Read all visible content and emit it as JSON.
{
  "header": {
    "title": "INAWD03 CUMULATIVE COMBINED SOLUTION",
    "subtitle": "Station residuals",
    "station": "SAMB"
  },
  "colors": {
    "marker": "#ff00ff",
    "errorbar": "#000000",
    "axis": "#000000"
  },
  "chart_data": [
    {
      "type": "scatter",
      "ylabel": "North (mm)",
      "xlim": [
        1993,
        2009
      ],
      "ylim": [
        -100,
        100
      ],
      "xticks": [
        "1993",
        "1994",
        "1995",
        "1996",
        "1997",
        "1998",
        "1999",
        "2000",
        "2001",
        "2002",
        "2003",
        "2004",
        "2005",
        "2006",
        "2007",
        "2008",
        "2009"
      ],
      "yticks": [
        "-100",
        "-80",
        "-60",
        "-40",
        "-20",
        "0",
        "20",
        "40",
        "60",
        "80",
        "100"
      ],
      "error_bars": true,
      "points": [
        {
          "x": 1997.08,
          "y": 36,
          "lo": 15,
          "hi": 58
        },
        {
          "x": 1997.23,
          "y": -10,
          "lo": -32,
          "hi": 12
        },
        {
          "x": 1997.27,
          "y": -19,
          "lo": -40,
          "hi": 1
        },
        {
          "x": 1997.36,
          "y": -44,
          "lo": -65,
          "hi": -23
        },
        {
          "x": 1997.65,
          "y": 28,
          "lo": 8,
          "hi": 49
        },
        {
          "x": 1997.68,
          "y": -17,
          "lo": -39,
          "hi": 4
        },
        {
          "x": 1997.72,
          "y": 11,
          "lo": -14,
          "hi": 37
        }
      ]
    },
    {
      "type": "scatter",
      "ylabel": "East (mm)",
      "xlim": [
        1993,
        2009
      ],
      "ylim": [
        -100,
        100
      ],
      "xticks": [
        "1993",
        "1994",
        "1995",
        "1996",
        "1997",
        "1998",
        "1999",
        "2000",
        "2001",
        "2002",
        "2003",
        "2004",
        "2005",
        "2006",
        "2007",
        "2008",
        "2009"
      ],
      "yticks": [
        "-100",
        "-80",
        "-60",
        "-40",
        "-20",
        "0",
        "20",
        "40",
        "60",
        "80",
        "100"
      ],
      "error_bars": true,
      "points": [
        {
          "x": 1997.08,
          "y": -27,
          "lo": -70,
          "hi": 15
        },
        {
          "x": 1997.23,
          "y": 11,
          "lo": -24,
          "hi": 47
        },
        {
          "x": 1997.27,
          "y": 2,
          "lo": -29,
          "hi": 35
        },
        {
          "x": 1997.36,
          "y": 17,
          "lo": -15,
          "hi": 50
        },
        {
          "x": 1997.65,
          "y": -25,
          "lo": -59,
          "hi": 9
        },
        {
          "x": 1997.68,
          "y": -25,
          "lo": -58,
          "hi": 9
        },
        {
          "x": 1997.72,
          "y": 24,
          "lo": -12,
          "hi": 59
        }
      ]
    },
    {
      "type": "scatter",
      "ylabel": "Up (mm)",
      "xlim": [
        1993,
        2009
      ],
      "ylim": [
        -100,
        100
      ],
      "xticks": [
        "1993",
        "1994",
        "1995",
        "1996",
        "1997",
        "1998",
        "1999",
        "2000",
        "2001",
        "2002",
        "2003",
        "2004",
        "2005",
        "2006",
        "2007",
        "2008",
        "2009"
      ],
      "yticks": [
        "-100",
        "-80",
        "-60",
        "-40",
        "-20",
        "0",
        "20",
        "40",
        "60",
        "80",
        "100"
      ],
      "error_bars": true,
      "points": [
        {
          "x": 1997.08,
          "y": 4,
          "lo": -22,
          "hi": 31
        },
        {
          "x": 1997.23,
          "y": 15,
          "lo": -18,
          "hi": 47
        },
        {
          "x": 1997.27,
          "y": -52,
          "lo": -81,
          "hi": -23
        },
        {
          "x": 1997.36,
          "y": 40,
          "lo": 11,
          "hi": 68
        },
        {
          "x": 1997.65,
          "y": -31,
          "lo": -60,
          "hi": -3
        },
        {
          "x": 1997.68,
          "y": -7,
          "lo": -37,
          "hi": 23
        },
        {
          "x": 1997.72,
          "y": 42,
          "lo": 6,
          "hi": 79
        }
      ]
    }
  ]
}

#### WORK INSTRUCTIONS
Would you write down every record again, exactly?

#### RESPONSE TO THE EXERCISE
Read all visible content and emit it as JSON.
{
  "header": {
    "title": "INAWD03 CUMULATIVE COMBINED SOLUTION",
    "subtitle": "Station residuals",
    "station": "SAMB"
  },
  "colors": {
    "marker": "#ff00ff",
    "errorbar": "#000000",
    "axis": "#000000"
  },
  "chart_data": [
    {
      "type": "scatter",
      "ylabel": "North (mm)",
      "xlim": [
        1993,
        2009
      ],
      "ylim": [
        -100,
        100
      ],
      "xticks": [
        "1993",
        "1994",
        "1995",
        "1996",
        "1997",
        "1998",
        "1999",
        "2000",
        "2001",
        "2002",
        "2003",
        "2004",
        "2005",
        "2006",
        "2007",
        "2008",
        "2009"
      ],
      "yticks": [
        "-100",
        "-80",
        "-60",
        "-40",
        "-20",
        "0",
        "20",
        "40",
        "60",
        "80",
        "100"
      ],
      "error_bars": true,
      "points": [
        {
          "x": 1997.08,
          "y": 36,
          "lo": 15,
          "hi": 58
        },
        {
          "x": 1997.23,
          "y": -10,
          "lo": -32,
          "hi": 12
        },
        {
          "x": 1997.27,
          "y": -19,
          "lo": -40,
          "hi": 1
        },
        {
          "x": 1997.36,
          "y": -44,
          "lo": -65,
          "hi": -23
        },
        {
          "x": 1997.65,
          "y": 28,
          "lo": 8,
          "hi": 49
        },
        {
          "x": 1997.68,
          "y": -17,
          "lo": -39,
          "hi": 4
        },
        {
          "x": 1997.72,
          "y": 11,
          "lo": -14,
          "hi": 37
        }
      ]
    },
    {
      "type": "scatter",
      "ylabel": "East (mm)",
      "xlim": [
        1993,
        2009
      ],
      "ylim": [
        -100,
        100
      ],
      "xticks": [
        "1993",
        "1994",
        "1995",
        "1996",
        "1997",
        "1998",
        "1999",
        "2000",
        "2001",
        "2002",
        "2003",
        "2004",
        "2005",
        "2006",
        "2007",
        "2008",
        "2009"
      ],
      "yticks": [
        "-100",
        "-80",
        "-60",
        "-40",
        "-20",
        "0",
        "20",
        "40",
        "60",
        "80",
        "100"
      ],
      "error_bars": true,
      "points": [
        {
          "x": 1997.08,
          "y": -27,
          "lo": -70,
          "hi": 15
        },
        {
          "x": 1997.23,
          "y": 11,
          "lo": -24,
          "hi": 47
        },
        {
          "x": 1997.27,
          "y": 2,
          "lo": -29,
          "hi": 35
        },
        {
          "x": 1997.36,
          "y": 17,
          "lo": -15,
          "hi": 50
        },
        {
          "x": 1997.65,
          "y": -25,
          "lo": -59,
          "hi": 9
        },
        {
          "x": 1997.68,
          "y": -25,
          "lo": -58,
          "hi": 9
        },
        {
          "x": 1997.72,
          "y": 24,
          "lo": -12,
          "hi": 59
        }
      ]
    },
    {
      "type": "scatter",
      "ylabel": "Up (mm)",
      "xlim": [
        1993,
        2009
      ],
      "ylim": [
        -100,
        100
      ],
      "xticks": [
        "1993",
        "1994",
        "1995",
        "1996",
        "1997",
        "1998",
        "1999",
        "2000",
        "2001",
        "2002",
        "2003",
        "2004",
        "2005",
        "2006",
        "2007",
        "2008",
        "2009"
      ],
      "yticks": [
        "-100",
        "-80",
        "-60",
        "-40",
        "-20",
        "0",
        "20",
        "40",
        "60",
        "80",
        "100"
      ],
      "error_bars": true,
      "points": [
        {
          "x": 1997.08,
          "y": 4,
          "lo": -22,
          "hi": 31
        },
        {
          "x": 1997.23,
          "y": 15,
          "lo": -18,
          "hi": 47
        },
        {
          "x": 1997.27,
          "y": -52,
          "lo": -81,
          "hi": -23
        },
        {
          "x": 1997.36,
          "y": 40,
          "lo": 11,
          "hi": 68
        },
        {
          "x": 1997.65,
          "y": -31,
          "lo": -60,
          "hi": -3
        },
        {
          "x": 1997.68,
          "y": -7,
          "lo": -37,
          "hi": 23
        },
        {
          "x": 1997.72,
          "y": 42,
          "lo": 6,
          "hi": 79
        }
      ]
    }
  ]
}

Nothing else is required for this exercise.